=== À faire ===
Recopiez fidèlement, sans rien changer, l'ensemble des lignes ci-dessous.

=== Support de travail ===
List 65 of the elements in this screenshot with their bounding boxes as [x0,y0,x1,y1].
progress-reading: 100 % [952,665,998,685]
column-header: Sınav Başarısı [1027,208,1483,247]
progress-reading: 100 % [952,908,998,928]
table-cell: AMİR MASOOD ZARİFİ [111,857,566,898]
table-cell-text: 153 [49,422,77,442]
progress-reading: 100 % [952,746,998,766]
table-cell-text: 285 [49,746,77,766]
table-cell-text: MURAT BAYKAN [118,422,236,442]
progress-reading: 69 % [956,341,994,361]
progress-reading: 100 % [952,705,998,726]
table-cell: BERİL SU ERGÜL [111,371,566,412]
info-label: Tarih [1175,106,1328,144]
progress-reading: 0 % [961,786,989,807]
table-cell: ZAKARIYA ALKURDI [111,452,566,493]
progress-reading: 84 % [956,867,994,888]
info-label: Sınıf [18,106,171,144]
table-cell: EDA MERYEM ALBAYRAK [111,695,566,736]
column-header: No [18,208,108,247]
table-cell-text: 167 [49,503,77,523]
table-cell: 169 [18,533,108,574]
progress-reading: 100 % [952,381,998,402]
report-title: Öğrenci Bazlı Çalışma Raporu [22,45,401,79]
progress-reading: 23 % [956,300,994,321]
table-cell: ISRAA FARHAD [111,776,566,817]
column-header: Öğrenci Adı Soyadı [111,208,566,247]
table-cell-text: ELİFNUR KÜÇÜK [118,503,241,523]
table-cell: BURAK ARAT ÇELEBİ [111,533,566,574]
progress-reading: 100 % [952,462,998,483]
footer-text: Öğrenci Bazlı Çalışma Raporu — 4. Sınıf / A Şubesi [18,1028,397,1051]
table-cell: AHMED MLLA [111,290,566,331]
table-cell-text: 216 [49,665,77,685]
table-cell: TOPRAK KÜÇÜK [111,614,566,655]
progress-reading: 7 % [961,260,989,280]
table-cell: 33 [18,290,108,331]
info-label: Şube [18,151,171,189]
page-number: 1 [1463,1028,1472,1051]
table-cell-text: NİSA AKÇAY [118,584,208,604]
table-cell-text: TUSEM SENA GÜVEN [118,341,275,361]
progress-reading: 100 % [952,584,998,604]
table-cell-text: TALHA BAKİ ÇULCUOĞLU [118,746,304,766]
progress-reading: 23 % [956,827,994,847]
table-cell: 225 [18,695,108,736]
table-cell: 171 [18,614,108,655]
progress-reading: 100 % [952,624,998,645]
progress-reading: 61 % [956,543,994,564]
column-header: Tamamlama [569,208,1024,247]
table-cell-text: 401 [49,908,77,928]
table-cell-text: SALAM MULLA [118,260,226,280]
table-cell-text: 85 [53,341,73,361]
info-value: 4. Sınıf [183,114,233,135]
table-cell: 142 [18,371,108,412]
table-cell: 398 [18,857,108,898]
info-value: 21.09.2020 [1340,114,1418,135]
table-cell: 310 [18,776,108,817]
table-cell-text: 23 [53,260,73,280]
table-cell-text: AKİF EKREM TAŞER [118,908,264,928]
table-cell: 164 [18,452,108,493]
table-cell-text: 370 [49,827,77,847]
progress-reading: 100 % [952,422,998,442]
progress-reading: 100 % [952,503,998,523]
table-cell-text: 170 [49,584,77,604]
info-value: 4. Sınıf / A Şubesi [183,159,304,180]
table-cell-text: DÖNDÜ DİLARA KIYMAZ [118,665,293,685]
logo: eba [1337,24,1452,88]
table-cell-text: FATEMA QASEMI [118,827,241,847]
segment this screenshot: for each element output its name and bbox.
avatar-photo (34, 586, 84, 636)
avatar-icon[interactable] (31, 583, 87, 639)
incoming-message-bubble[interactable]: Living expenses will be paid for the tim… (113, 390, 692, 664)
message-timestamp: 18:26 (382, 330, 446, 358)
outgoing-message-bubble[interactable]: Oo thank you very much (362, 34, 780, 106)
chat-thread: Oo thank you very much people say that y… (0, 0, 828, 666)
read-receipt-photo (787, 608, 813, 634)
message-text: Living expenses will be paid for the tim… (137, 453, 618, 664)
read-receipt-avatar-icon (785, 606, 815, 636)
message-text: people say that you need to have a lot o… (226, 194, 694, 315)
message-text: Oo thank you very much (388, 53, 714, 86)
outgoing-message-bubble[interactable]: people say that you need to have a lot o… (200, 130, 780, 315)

=== Réponse complète ===
List 65 of the elements in this screenshot with their bounding boxes as [x0,y0,x1,y1].
progress-reading: 100 % [952,665,998,685]
column-header: Sınav Başarısı [1027,208,1483,247]
progress-reading: 100 % [952,908,998,928]
table-cell: AMİR MASOOD ZARİFİ [111,857,566,898]
table-cell-text: 153 [49,422,77,442]
progress-reading: 100 % [952,746,998,766]
table-cell-text: 285 [49,746,77,766]
table-cell-text: MURAT BAYKAN [118,422,236,442]
progress-reading: 69 % [956,341,994,361]
progress-reading: 100 % [952,705,998,726]
table-cell: BERİL SU ERGÜL [111,371,566,412]
info-label: Tarih [1175,106,1328,144]
progress-reading: 0 % [961,786,989,807]
table-cell: ZAKARIYA ALKURDI [111,452,566,493]
progress-reading: 84 % [956,867,994,888]
info-label: Sınıf [18,106,171,144]
table-cell: EDA MERYEM ALBAYRAK [111,695,566,736]
column-header: No [18,208,108,247]
table-cell-text: 167 [49,503,77,523]
table-cell: 169 [18,533,108,574]
progress-reading: 100 % [952,381,998,402]
report-title: Öğrenci Bazlı Çalışma Raporu [22,45,401,79]
progress-reading: 23 % [956,300,994,321]
table-cell: ISRAA FARHAD [111,776,566,817]
column-header: Öğrenci Adı Soyadı [111,208,566,247]
table-cell-text: ELİFNUR KÜÇÜK [118,503,241,523]
table-cell: BURAK ARAT ÇELEBİ [111,533,566,574]
progress-reading: 100 % [952,462,998,483]
footer-text: Öğrenci Bazlı Çalışma Raporu — 4. Sınıf / A Şubesi [18,1028,397,1051]
table-cell: AHMED MLLA [111,290,566,331]
table-cell-text: 216 [49,665,77,685]
table-cell: TOPRAK KÜÇÜK [111,614,566,655]
progress-reading: 7 % [961,260,989,280]
table-cell: 33 [18,290,108,331]
info-label: Şube [18,151,171,189]
page-number: 1 [1463,1028,1472,1051]
table-cell-text: NİSA AKÇAY [118,584,208,604]
table-cell-text: TUSEM SENA GÜVEN [118,341,275,361]
progress-reading: 100 % [952,584,998,604]
table-cell-text: TALHA BAKİ ÇULCUOĞLU [118,746,304,766]
progress-reading: 23 % [956,827,994,847]
table-cell: 225 [18,695,108,736]
table-cell: 171 [18,614,108,655]
progress-reading: 100 % [952,624,998,645]
progress-reading: 61 % [956,543,994,564]
column-header: Tamamlama [569,208,1024,247]
table-cell-text: 401 [49,908,77,928]
table-cell-text: SALAM MULLA [118,260,226,280]
table-cell-text: 85 [53,341,73,361]
info-value: 4. Sınıf [183,114,233,135]
table-cell: 142 [18,371,108,412]
table-cell: 398 [18,857,108,898]
info-value: 21.09.2020 [1340,114,1418,135]
table-cell: 310 [18,776,108,817]
table-cell-text: 23 [53,260,73,280]
table-cell-text: AKİF EKREM TAŞER [118,908,264,928]
table-cell: 164 [18,452,108,493]
table-cell-text: 370 [49,827,77,847]
progress-reading: 100 % [952,422,998,442]
progress-reading: 100 % [952,503,998,523]
table-cell-text: 170 [49,584,77,604]
info-value: 4. Sınıf / A Şubesi [183,159,304,180]
table-cell-text: DÖNDÜ DİLARA KIYMAZ [118,665,293,685]
logo: eba [1337,24,1452,88]
table-cell-text: FATEMA QASEMI [118,827,241,847]
segment this screenshot: for each element output its name and bbox.
avatar-photo (34, 586, 84, 636)
avatar-icon[interactable] (31, 583, 87, 639)
incoming-message-bubble[interactable]: Living expenses will be paid for the tim… (113, 390, 692, 664)
message-timestamp: 18:26 (382, 330, 446, 358)
outgoing-message-bubble[interactable]: Oo thank you very much (362, 34, 780, 106)
chat-thread: Oo thank you very much people say that y… (0, 0, 828, 666)
read-receipt-photo (787, 608, 813, 634)
message-text: Living expenses will be paid for the tim… (137, 453, 618, 664)
read-receipt-avatar-icon (785, 606, 815, 636)
message-text: people say that you need to have a lot o… (226, 194, 694, 315)
message-text: Oo thank you very much (388, 53, 714, 86)
outgoing-message-bubble[interactable]: people say that you need to have a lot o… (200, 130, 780, 315)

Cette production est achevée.